Task instructions:
Reproduce the records below exactly as they appear.

Records to use:
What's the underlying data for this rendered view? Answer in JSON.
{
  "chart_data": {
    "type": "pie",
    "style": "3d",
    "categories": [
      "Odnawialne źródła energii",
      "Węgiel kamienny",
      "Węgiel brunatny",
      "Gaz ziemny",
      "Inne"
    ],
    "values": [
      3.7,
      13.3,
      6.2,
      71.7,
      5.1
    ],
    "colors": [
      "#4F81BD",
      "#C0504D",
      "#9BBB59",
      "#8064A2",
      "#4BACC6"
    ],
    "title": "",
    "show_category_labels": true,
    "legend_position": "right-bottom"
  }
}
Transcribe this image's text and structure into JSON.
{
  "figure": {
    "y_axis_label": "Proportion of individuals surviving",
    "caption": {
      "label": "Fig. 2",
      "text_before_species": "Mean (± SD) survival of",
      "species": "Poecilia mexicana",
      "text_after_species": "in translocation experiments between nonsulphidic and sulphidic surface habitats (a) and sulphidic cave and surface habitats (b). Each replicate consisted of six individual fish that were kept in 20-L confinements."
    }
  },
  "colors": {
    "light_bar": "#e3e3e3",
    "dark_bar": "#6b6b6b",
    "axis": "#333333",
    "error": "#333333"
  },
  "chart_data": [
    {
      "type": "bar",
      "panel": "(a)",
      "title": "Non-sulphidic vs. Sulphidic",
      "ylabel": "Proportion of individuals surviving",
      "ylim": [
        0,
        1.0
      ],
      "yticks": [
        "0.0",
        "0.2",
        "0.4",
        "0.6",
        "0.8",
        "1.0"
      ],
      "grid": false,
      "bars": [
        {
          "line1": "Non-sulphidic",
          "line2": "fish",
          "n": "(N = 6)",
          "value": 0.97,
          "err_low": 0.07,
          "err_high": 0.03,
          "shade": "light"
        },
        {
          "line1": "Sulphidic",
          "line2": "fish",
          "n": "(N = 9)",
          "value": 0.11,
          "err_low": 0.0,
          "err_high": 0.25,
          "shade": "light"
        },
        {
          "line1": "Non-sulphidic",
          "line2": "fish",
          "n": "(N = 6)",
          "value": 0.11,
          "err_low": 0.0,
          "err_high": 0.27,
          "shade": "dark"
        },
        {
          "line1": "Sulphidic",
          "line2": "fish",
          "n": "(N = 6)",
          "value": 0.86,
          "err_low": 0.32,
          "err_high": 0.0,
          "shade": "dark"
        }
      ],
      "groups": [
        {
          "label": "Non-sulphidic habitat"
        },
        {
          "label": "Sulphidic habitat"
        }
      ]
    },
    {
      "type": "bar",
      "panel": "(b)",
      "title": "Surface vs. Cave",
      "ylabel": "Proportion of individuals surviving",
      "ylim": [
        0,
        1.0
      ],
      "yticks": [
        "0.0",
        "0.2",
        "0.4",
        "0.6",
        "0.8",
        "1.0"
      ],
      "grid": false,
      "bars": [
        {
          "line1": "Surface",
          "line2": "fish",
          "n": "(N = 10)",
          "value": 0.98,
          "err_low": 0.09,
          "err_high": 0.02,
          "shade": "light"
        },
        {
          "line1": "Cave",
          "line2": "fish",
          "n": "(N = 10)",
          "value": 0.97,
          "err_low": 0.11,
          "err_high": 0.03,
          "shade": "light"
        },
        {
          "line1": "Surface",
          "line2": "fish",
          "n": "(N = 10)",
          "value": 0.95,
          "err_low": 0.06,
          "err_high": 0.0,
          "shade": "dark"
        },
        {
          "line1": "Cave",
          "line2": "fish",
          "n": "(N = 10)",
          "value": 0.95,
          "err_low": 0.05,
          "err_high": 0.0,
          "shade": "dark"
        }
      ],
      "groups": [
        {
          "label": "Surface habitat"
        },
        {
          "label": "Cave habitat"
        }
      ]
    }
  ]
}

Full output:
What's the underlying data for this rendered view? Answer in JSON.
{
  "chart_data": {
    "type": "pie",
    "style": "3d",
    "categories": [
      "Odnawialne źródła energii",
      "Węgiel kamienny",
      "Węgiel brunatny",
      "Gaz ziemny",
      "Inne"
    ],
    "values": [
      3.7,
      13.3,
      6.2,
      71.7,
      5.1
    ],
    "colors": [
      "#4F81BD",
      "#C0504D",
      "#9BBB59",
      "#8064A2",
      "#4BACC6"
    ],
    "title": "",
    "show_category_labels": true,
    "legend_position": "right-bottom"
  }
}
Transcribe this image's text and structure into JSON.
{
  "figure": {
    "y_axis_label": "Proportion of individuals surviving",
    "caption": {
      "label": "Fig. 2",
      "text_before_species": "Mean (± SD) survival of",
      "species": "Poecilia mexicana",
      "text_after_species": "in translocation experiments between nonsulphidic and sulphidic surface habitats (a) and sulphidic cave and surface habitats (b). Each replicate consisted of six individual fish that were kept in 20-L confinements."
    }
  },
  "colors": {
    "light_bar": "#e3e3e3",
    "dark_bar": "#6b6b6b",
    "axis": "#333333",
    "error": "#333333"
  },
  "chart_data": [
    {
      "type": "bar",
      "panel": "(a)",
      "title": "Non-sulphidic vs. Sulphidic",
      "ylabel": "Proportion of individuals surviving",
      "ylim": [
        0,
        1.0
      ],
      "yticks": [
        "0.0",
        "0.2",
        "0.4",
        "0.6",
        "0.8",
        "1.0"
      ],
      "grid": false,
      "bars": [
        {
          "line1": "Non-sulphidic",
          "line2": "fish",
          "n": "(N = 6)",
          "value": 0.97,
          "err_low": 0.07,
          "err_high": 0.03,
          "shade": "light"
        },
        {
          "line1": "Sulphidic",
          "line2": "fish",
          "n": "(N = 9)",
          "value": 0.11,
          "err_low": 0.0,
          "err_high": 0.25,
          "shade": "light"
        },
        {
          "line1": "Non-sulphidic",
          "line2": "fish",
          "n": "(N = 6)",
          "value": 0.11,
          "err_low": 0.0,
          "err_high": 0.27,
          "shade": "dark"
        },
        {
          "line1": "Sulphidic",
          "line2": "fish",
          "n": "(N = 6)",
          "value": 0.86,
          "err_low": 0.32,
          "err_high": 0.0,
          "shade": "dark"
        }
      ],
      "groups": [
        {
          "label": "Non-sulphidic habitat"
        },
        {
          "label": "Sulphidic habitat"
        }
      ]
    },
    {
      "type": "bar",
      "panel": "(b)",
      "title": "Surface vs. Cave",
      "ylabel": "Proportion of individuals surviving",
      "ylim": [
        0,
        1.0
      ],
      "yticks": [
        "0.0",
        "0.2",
        "0.4",
        "0.6",
        "0.8",
        "1.0"
      ],
      "grid": false,
      "bars": [
        {
          "line1": "Surface",
          "line2": "fish",
          "n": "(N = 10)",
          "value": 0.98,
          "err_low": 0.09,
          "err_high": 0.02,
          "shade": "light"
        },
        {
          "line1": "Cave",
          "line2": "fish",
          "n": "(N = 10)",
          "value": 0.97,
          "err_low": 0.11,
          "err_high": 0.03,
          "shade": "light"
        },
        {
          "line1": "Surface",
          "line2": "fish",
          "n": "(N = 10)",
          "value": 0.95,
          "err_low": 0.06,
          "err_high": 0.0,
          "shade": "dark"
        },
        {
          "line1": "Cave",
          "line2": "fish",
          "n": "(N = 10)",
          "value": 0.95,
          "err_low": 0.05,
          "err_high": 0.0,
          "shade": "dark"
        }
      ],
      "groups": [
        {
          "label": "Surface habitat"
        },
        {
          "label": "Cave habitat"
        }
      ]
    }
  ]
}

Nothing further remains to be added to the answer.